What you have to do
Omit any picture, and return the remaining data exactly as written.

Figure content listings:
## Start

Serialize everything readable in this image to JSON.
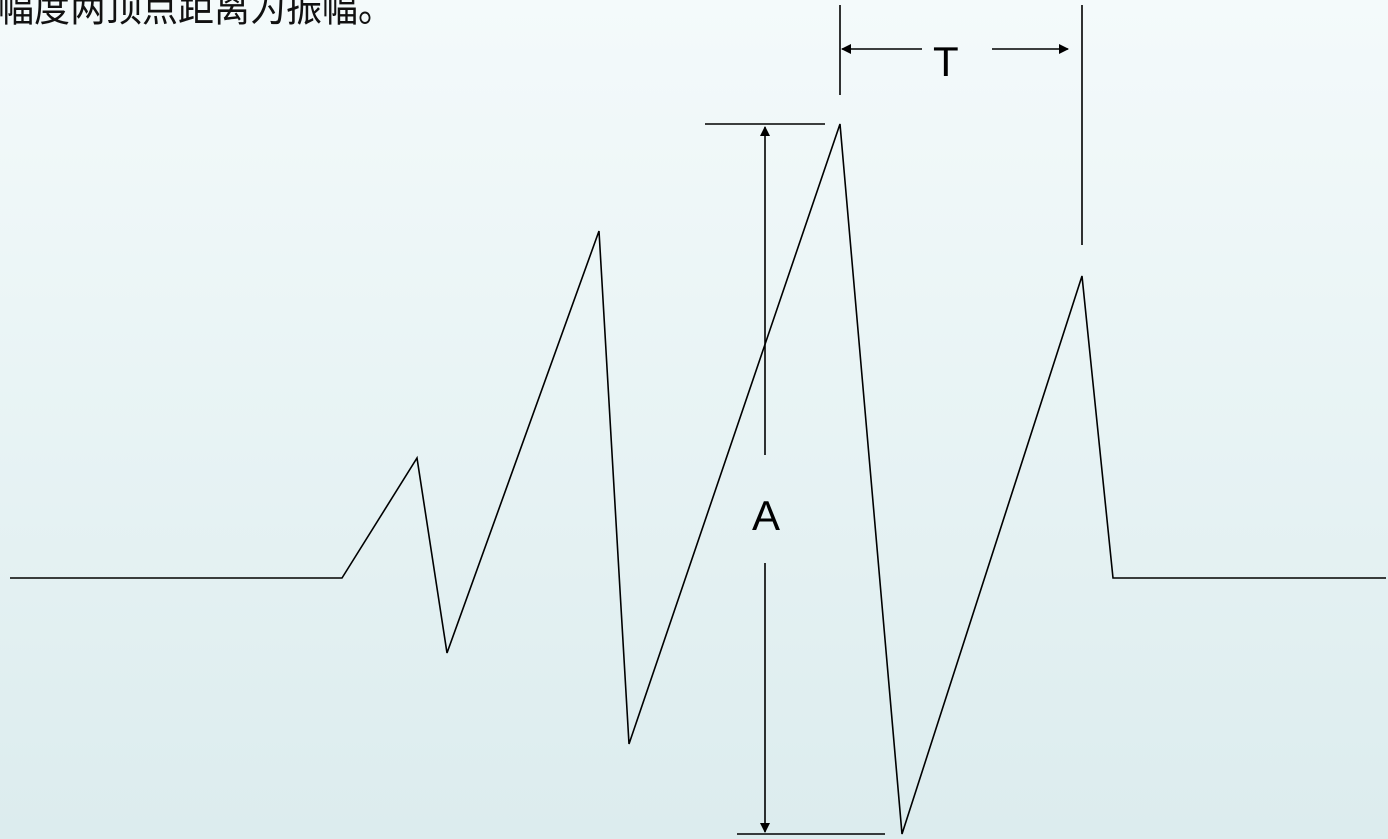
{
  "caption": "幅度两顶点距离为振幅。",
  "labels": {
    "period": "T",
    "amplitude": "A"
  },
  "colors": {
    "background_top": "#f4fafb",
    "background_bottom": "#dcecee",
    "line": "#000000"
  }
}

## End

Full output
Serialize everything readable in this image to JSON.
{
  "caption": "幅度两顶点距离为振幅。",
  "labels": {
    "period": "T",
    "amplitude": "A"
  },
  "colors": {
    "background_top": "#f4fafb",
    "background_bottom": "#dcecee",
    "line": "#000000"
  }
}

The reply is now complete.